--- START EXERCISE MATERIAL ---

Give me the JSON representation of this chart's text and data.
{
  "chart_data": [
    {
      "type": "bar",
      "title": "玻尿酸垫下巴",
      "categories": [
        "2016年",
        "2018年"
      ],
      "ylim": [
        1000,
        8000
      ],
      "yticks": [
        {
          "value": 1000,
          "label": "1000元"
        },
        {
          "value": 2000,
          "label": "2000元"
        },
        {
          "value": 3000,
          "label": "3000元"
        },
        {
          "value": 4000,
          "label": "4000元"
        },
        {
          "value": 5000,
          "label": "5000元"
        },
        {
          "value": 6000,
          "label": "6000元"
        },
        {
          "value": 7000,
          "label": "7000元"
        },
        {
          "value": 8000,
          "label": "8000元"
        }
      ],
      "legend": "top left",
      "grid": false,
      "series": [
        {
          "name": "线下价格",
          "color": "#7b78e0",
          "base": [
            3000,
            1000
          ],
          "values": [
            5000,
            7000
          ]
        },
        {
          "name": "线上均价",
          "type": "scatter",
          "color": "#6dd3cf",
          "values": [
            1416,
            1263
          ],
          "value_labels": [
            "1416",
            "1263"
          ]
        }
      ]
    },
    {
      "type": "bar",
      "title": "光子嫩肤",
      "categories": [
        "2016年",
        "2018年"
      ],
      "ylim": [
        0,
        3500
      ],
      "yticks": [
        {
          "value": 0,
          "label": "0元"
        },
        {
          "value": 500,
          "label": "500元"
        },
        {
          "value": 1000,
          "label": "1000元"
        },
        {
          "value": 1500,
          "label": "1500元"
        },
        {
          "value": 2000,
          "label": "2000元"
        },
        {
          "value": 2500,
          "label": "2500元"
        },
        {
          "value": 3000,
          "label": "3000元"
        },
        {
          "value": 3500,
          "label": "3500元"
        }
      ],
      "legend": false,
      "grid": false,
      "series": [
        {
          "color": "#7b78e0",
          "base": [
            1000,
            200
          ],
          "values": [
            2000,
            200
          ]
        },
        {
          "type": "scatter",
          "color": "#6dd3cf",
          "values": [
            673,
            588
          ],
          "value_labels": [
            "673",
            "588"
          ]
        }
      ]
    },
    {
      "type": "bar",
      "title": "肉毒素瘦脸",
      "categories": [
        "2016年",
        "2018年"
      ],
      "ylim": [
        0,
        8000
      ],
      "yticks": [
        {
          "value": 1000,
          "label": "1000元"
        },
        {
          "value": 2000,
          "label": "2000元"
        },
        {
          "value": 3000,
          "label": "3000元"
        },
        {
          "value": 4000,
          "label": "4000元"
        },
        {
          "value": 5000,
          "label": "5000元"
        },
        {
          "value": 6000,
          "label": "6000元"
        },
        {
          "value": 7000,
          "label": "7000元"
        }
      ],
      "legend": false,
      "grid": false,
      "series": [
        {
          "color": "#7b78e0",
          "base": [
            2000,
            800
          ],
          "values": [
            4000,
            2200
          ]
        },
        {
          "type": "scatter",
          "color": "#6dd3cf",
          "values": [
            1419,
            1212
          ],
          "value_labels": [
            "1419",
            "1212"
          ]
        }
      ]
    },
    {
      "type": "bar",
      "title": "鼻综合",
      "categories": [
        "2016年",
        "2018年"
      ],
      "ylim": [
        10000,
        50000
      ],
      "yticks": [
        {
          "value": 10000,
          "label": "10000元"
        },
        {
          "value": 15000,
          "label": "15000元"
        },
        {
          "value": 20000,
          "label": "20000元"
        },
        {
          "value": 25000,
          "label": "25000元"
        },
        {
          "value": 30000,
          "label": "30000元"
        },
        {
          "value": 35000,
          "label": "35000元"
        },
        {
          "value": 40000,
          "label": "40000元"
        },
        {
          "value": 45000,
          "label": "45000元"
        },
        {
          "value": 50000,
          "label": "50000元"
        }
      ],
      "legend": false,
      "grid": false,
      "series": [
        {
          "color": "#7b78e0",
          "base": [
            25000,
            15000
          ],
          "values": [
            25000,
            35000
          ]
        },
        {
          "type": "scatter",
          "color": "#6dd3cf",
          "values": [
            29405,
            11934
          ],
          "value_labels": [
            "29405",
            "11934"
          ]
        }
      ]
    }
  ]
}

--- END EXERCISE MATERIAL ---

**STATED TASK:** Only lines with the string "title" belong in your answer; copy each one.

**TASK ANSWER:**
      "title": "玻尿酸垫下巴",
      "title": "光子嫩肤",
      "title": "肉毒素瘦脸",
      "title": "鼻综合",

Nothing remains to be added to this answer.